#### What is asked
From the entries that follow, extract each line holding the string "Long".

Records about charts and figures
* BEGIN *
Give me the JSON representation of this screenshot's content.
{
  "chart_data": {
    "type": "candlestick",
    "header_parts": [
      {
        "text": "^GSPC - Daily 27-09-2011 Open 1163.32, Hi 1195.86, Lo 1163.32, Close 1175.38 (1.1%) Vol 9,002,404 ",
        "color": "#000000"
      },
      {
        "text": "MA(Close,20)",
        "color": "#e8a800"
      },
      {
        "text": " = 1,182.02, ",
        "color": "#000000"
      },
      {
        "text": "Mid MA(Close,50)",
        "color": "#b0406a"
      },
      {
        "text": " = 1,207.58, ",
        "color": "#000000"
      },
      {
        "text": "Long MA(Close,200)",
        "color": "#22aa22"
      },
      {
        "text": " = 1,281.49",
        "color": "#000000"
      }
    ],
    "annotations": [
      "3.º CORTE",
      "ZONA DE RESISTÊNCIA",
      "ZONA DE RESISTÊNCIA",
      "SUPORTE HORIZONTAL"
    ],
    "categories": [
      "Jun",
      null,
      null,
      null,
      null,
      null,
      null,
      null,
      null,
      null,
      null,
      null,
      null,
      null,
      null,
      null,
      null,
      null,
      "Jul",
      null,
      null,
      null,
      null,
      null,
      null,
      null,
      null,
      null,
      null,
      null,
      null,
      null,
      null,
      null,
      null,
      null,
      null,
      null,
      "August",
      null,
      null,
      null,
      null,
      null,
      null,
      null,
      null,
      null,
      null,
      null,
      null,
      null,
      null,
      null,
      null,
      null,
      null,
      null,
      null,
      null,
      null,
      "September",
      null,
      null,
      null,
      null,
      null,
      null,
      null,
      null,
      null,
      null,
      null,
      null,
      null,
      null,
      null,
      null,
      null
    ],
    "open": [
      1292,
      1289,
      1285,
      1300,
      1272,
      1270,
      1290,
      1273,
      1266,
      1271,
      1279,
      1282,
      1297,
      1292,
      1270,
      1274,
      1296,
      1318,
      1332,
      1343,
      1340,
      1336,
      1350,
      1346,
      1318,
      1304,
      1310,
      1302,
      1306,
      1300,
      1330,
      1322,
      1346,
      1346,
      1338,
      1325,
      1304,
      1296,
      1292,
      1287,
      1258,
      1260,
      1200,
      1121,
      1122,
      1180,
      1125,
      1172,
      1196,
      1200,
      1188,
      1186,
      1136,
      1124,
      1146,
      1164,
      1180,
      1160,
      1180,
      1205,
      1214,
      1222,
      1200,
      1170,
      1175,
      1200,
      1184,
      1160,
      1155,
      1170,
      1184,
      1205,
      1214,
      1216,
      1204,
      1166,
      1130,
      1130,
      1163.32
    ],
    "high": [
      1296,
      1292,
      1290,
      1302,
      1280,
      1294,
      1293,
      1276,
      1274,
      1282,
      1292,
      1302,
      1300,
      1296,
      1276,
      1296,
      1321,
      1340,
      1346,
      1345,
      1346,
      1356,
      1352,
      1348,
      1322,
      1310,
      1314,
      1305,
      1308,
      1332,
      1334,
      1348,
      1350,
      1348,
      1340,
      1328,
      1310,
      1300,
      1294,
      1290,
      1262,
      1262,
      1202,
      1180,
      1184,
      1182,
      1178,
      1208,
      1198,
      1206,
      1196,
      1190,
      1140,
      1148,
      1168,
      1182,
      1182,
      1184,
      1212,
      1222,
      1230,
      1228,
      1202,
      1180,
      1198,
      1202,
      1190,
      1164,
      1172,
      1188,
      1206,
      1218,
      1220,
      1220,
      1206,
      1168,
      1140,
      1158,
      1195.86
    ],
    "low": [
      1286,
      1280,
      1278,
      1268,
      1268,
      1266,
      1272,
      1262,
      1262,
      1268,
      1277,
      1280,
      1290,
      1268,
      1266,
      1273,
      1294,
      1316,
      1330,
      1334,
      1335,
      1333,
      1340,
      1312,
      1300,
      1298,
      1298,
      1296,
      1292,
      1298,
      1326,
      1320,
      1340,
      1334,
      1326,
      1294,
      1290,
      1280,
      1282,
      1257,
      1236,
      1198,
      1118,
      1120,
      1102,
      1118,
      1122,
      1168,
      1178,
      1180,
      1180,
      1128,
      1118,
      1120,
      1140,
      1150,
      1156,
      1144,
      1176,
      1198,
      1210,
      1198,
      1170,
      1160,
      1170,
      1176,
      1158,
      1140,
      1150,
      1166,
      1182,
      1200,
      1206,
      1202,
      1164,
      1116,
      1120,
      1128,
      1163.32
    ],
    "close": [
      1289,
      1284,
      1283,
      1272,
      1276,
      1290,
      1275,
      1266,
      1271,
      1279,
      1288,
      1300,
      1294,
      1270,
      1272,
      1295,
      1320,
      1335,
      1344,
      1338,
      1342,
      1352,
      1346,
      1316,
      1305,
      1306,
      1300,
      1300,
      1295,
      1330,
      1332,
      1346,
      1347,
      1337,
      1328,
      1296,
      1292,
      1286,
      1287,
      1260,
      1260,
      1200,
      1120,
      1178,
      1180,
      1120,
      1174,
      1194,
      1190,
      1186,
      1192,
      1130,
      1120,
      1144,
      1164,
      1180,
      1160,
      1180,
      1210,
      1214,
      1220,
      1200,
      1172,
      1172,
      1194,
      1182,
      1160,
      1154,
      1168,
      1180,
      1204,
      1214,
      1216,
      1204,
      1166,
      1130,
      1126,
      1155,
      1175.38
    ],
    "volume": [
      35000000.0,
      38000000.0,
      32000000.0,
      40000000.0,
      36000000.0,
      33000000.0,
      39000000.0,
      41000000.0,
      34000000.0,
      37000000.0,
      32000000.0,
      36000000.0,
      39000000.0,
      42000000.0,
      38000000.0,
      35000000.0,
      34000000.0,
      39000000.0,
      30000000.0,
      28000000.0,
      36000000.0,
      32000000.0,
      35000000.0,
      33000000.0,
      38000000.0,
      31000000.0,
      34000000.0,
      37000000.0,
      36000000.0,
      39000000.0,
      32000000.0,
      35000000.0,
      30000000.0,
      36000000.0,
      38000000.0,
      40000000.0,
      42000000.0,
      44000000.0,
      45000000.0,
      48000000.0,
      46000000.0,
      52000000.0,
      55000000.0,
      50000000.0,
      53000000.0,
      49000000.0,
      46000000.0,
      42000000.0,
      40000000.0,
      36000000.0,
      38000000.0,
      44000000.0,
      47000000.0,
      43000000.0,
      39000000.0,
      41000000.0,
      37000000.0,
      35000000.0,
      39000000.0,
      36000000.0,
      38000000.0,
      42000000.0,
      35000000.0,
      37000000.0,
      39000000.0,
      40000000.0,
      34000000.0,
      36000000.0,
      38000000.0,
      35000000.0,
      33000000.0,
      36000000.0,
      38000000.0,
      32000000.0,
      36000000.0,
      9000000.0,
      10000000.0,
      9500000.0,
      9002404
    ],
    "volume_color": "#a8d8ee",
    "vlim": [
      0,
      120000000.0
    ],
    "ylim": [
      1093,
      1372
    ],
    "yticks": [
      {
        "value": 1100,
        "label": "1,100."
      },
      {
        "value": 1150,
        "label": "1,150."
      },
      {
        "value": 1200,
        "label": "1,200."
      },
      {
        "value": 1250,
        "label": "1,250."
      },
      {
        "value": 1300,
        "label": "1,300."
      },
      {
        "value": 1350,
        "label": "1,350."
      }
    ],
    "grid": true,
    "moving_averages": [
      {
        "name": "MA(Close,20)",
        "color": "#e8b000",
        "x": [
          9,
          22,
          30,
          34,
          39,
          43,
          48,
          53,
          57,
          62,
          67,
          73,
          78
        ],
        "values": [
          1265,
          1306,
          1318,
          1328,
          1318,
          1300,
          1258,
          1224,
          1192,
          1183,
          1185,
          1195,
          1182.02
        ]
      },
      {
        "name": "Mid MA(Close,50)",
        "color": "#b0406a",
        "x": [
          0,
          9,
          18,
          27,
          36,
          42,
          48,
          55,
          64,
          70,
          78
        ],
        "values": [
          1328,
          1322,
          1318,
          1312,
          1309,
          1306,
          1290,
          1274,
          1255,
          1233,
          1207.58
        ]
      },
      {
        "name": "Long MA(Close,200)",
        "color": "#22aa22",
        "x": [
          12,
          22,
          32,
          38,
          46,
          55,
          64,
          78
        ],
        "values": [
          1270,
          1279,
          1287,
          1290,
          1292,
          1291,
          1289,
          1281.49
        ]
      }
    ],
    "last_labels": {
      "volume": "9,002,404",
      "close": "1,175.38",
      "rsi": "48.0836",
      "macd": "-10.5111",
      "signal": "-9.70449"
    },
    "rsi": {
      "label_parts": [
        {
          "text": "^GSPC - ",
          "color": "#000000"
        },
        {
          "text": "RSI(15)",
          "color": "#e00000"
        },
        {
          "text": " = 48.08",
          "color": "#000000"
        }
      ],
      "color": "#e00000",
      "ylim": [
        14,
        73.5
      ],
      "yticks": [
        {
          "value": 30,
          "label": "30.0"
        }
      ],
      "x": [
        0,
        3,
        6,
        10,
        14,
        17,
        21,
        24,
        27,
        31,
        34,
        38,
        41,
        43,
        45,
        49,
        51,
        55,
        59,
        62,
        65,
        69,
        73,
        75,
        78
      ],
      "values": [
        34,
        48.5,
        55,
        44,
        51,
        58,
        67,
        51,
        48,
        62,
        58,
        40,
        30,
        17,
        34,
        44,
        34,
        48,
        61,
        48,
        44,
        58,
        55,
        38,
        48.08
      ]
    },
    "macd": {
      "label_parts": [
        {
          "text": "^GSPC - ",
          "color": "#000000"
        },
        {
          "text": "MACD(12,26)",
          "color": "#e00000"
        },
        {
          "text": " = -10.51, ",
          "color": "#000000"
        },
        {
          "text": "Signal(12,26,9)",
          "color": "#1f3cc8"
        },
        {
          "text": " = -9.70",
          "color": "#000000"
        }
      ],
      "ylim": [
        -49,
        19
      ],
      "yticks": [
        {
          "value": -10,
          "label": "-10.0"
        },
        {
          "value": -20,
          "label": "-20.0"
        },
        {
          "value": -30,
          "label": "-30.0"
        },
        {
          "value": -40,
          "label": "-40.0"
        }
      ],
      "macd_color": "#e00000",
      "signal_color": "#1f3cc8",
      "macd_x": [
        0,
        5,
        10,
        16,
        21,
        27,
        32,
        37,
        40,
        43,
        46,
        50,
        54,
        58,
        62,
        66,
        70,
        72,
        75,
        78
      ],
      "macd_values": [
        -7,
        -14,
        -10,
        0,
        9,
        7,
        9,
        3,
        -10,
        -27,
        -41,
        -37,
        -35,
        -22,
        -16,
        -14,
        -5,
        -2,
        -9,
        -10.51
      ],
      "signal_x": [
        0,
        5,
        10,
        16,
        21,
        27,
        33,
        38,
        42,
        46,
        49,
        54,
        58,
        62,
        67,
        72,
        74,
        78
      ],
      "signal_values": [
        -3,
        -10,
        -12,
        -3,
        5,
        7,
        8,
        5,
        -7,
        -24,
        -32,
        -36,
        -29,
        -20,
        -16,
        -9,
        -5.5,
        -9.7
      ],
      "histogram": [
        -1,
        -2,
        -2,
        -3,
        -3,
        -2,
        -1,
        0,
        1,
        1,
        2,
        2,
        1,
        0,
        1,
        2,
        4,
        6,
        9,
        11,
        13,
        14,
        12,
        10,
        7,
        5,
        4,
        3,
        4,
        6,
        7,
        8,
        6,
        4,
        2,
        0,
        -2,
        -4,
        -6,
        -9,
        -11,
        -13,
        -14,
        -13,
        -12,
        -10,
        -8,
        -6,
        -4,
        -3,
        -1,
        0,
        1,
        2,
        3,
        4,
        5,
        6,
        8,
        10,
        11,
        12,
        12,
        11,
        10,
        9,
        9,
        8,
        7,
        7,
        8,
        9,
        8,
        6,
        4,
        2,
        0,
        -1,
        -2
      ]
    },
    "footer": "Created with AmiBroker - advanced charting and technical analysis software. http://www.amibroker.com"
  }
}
* END *
#### Task output
        "text": "Long MA(Close,200)",
        "name": "Long MA(Close,200)",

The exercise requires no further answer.